Data section -
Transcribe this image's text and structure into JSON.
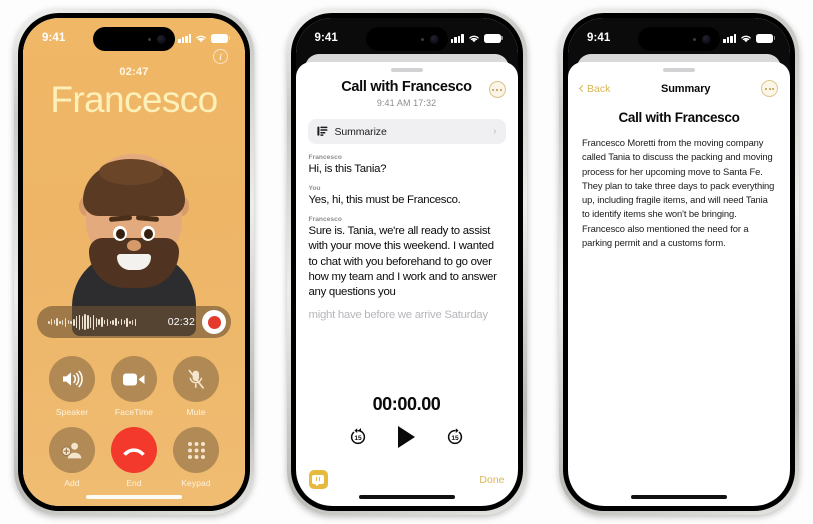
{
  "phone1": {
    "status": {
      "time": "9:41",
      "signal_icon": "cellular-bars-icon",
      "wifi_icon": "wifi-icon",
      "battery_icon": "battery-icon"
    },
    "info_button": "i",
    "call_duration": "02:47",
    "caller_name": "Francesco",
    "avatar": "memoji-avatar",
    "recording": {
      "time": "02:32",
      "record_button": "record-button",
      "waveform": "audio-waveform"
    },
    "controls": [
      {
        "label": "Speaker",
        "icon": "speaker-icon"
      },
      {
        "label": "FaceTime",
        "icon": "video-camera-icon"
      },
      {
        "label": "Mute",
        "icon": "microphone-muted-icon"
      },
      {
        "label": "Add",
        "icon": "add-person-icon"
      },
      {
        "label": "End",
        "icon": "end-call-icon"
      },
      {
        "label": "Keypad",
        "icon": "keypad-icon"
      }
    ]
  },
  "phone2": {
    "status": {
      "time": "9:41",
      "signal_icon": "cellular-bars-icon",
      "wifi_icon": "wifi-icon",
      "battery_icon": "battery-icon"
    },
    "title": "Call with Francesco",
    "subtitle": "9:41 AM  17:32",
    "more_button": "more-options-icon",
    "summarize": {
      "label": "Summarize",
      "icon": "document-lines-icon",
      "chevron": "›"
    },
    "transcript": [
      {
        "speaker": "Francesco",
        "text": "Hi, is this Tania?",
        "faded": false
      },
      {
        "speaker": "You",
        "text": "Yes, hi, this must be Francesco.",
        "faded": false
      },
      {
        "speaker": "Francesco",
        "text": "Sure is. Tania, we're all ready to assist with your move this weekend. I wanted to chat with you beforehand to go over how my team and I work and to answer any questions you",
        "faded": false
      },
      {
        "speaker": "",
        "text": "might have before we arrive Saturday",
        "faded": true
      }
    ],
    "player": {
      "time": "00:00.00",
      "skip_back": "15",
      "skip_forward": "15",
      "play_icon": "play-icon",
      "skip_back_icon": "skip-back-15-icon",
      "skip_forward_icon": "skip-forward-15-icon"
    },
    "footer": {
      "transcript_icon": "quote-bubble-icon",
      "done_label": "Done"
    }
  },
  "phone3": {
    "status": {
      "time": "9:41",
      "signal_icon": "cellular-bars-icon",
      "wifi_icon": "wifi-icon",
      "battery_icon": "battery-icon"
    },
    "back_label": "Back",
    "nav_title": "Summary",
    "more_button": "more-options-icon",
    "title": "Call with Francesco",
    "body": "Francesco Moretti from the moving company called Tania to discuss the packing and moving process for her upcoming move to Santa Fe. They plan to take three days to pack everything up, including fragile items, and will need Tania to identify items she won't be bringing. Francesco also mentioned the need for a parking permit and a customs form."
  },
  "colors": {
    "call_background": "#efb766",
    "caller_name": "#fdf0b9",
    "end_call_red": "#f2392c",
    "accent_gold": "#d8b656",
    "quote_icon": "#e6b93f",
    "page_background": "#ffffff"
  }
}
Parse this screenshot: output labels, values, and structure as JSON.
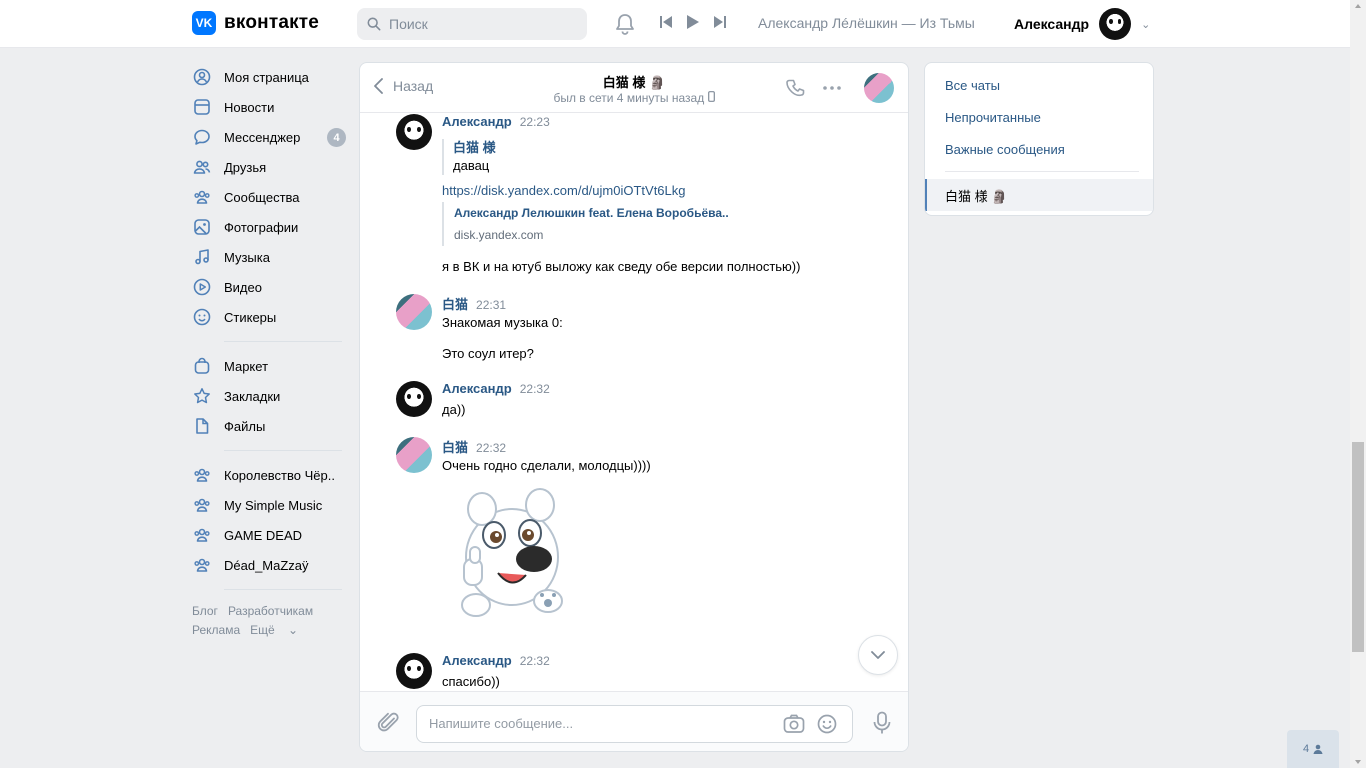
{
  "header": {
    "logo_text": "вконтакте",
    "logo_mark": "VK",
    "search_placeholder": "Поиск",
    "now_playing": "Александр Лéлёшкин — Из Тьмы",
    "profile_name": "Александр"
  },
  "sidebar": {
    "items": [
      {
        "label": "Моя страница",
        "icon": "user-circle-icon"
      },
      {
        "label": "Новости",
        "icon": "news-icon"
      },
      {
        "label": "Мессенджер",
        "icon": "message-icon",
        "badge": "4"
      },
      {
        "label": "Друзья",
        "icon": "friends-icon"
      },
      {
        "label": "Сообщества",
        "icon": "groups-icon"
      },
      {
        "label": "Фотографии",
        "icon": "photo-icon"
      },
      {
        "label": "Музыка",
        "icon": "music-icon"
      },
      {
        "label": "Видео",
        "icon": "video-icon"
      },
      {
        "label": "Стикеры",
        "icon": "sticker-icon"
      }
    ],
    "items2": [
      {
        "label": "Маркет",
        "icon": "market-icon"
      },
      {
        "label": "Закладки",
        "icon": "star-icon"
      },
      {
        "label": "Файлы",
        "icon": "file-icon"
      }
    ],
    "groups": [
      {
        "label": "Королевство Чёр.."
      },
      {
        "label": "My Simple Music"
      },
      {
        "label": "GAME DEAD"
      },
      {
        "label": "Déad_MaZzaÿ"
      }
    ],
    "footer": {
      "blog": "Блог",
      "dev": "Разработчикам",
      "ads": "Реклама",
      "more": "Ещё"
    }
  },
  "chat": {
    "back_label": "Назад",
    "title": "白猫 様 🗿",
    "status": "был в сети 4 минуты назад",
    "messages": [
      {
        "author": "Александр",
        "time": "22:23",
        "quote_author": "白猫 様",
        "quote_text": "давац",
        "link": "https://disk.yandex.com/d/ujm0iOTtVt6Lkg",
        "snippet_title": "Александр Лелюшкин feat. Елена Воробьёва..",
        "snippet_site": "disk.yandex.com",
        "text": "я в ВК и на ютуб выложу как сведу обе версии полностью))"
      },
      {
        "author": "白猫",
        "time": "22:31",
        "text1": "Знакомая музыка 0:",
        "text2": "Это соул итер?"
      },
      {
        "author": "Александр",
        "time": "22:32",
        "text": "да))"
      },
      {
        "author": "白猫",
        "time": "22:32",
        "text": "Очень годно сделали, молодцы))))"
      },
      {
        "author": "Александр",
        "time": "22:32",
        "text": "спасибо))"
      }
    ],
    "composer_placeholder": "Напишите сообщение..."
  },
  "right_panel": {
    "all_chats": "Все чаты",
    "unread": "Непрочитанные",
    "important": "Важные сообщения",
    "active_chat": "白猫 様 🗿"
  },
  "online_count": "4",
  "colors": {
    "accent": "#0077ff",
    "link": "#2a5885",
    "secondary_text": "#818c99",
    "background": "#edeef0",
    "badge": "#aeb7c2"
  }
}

Work to complete - Extract the full listing exactly, with the pictures left out.

Exercise result -
Transcribe this image's text and structure into JSON.
{
  "phone1": {
    "status": {
      "time": "9:41",
      "signal_icon": "cellular-bars-icon",
      "wifi_icon": "wifi-icon",
      "battery_icon": "battery-icon"
    },
    "info_button": "i",
    "call_duration": "02:47",
    "caller_name": "Francesco",
    "avatar": "memoji-avatar",
    "recording": {
      "time": "02:32",
      "record_button": "record-button",
      "waveform": "audio-waveform"
    },
    "controls": [
      {
        "label": "Speaker",
        "icon": "speaker-icon"
      },
      {
        "label": "FaceTime",
        "icon": "video-camera-icon"
      },
      {
        "label": "Mute",
        "icon": "microphone-muted-icon"
      },
      {
        "label": "Add",
        "icon": "add-person-icon"
      },
      {
        "label": "End",
        "icon": "end-call-icon"
      },
      {
        "label": "Keypad",
        "icon": "keypad-icon"
      }
    ]
  },
  "phone2": {
    "status": {
      "time": "9:41",
      "signal_icon": "cellular-bars-icon",
      "wifi_icon": "wifi-icon",
      "battery_icon": "battery-icon"
    },
    "title": "Call with Francesco",
    "subtitle": "9:41 AM  17:32",
    "more_button": "more-options-icon",
    "summarize": {
      "label": "Summarize",
      "icon": "document-lines-icon",
      "chevron": "›"
    },
    "transcript": [
      {
        "speaker": "Francesco",
        "text": "Hi, is this Tania?",
        "faded": false
      },
      {
        "speaker": "You",
        "text": "Yes, hi, this must be Francesco.",
        "faded": false
      },
      {
        "speaker": "Francesco",
        "text": "Sure is. Tania, we're all ready to assist with your move this weekend. I wanted to chat with you beforehand to go over how my team and I work and to answer any questions you",
        "faded": false
      },
      {
        "speaker": "",
        "text": "might have before we arrive Saturday",
        "faded": true
      }
    ],
    "player": {
      "time": "00:00.00",
      "skip_back": "15",
      "skip_forward": "15",
      "play_icon": "play-icon",
      "skip_back_icon": "skip-back-15-icon",
      "skip_forward_icon": "skip-forward-15-icon"
    },
    "footer": {
      "transcript_icon": "quote-bubble-icon",
      "done_label": "Done"
    }
  },
  "phone3": {
    "status": {
      "time": "9:41",
      "signal_icon": "cellular-bars-icon",
      "wifi_icon": "wifi-icon",
      "battery_icon": "battery-icon"
    },
    "back_label": "Back",
    "nav_title": "Summary",
    "more_button": "more-options-icon",
    "title": "Call with Francesco",
    "body": "Francesco Moretti from the moving company called Tania to discuss the packing and moving process for her upcoming move to Santa Fe. They plan to take three days to pack everything up, including fragile items, and will need Tania to identify items she won't be bringing. Francesco also mentioned the need for a parking permit and a customs form."
  },
  "colors": {
    "call_background": "#efb766",
    "caller_name": "#fdf0b9",
    "end_call_red": "#f2392c",
    "accent_gold": "#d8b656",
    "quote_icon": "#e6b93f",
    "page_background": "#ffffff"
  }
}
Parse this screenshot: output labels, values, and structure as JSON.
{
  "header": {
    "logo_text": "вконтакте",
    "logo_mark": "VK",
    "search_placeholder": "Поиск",
    "now_playing": "Александр Лéлёшкин — Из Тьмы",
    "profile_name": "Александр"
  },
  "sidebar": {
    "items": [
      {
        "label": "Моя страница",
        "icon": "user-circle-icon"
      },
      {
        "label": "Новости",
        "icon": "news-icon"
      },
      {
        "label": "Мессенджер",
        "icon": "message-icon",
        "badge": "4"
      },
      {
        "label": "Друзья",
        "icon": "friends-icon"
      },
      {
        "label": "Сообщества",
        "icon": "groups-icon"
      },
      {
        "label": "Фотографии",
        "icon": "photo-icon"
      },
      {
        "label": "Музыка",
        "icon": "music-icon"
      },
      {
        "label": "Видео",
        "icon": "video-icon"
      },
      {
        "label": "Стикеры",
        "icon": "sticker-icon"
      }
    ],
    "items2": [
      {
        "label": "Маркет",
        "icon": "market-icon"
      },
      {
        "label": "Закладки",
        "icon": "star-icon"
      },
      {
        "label": "Файлы",
        "icon": "file-icon"
      }
    ],
    "groups": [
      {
        "label": "Королевство Чёр.."
      },
      {
        "label": "My Simple Music"
      },
      {
        "label": "GAME DEAD"
      },
      {
        "label": "Déad_MaZzaÿ"
      }
    ],
    "footer": {
      "blog": "Блог",
      "dev": "Разработчикам",
      "ads": "Реклама",
      "more": "Ещё"
    }
  },
  "chat": {
    "back_label": "Назад",
    "title": "白猫 様 🗿",
    "status": "был в сети 4 минуты назад",
    "messages": [
      {
        "author": "Александр",
        "time": "22:23",
        "quote_author": "白猫 様",
        "quote_text": "давац",
        "link": "https://disk.yandex.com/d/ujm0iOTtVt6Lkg",
        "snippet_title": "Александр Лелюшкин feat. Елена Воробьёва..",
        "snippet_site": "disk.yandex.com",
        "text": "я в ВК и на ютуб выложу как сведу обе версии полностью))"
      },
      {
        "author": "白猫",
        "time": "22:31",
        "text1": "Знакомая музыка 0:",
        "text2": "Это соул итер?"
      },
      {
        "author": "Александр",
        "time": "22:32",
        "text": "да))"
      },
      {
        "author": "白猫",
        "time": "22:32",
        "text": "Очень годно сделали, молодцы))))"
      },
      {
        "author": "Александр",
        "time": "22:32",
        "text": "спасибо))"
      }
    ],
    "composer_placeholder": "Напишите сообщение..."
  },
  "right_panel": {
    "all_chats": "Все чаты",
    "unread": "Непрочитанные",
    "important": "Важные сообщения",
    "active_chat": "白猫 様 🗿"
  },
  "online_count": "4",
  "colors": {
    "accent": "#0077ff",
    "link": "#2a5885",
    "secondary_text": "#818c99",
    "background": "#edeef0",
    "badge": "#aeb7c2"
  }
}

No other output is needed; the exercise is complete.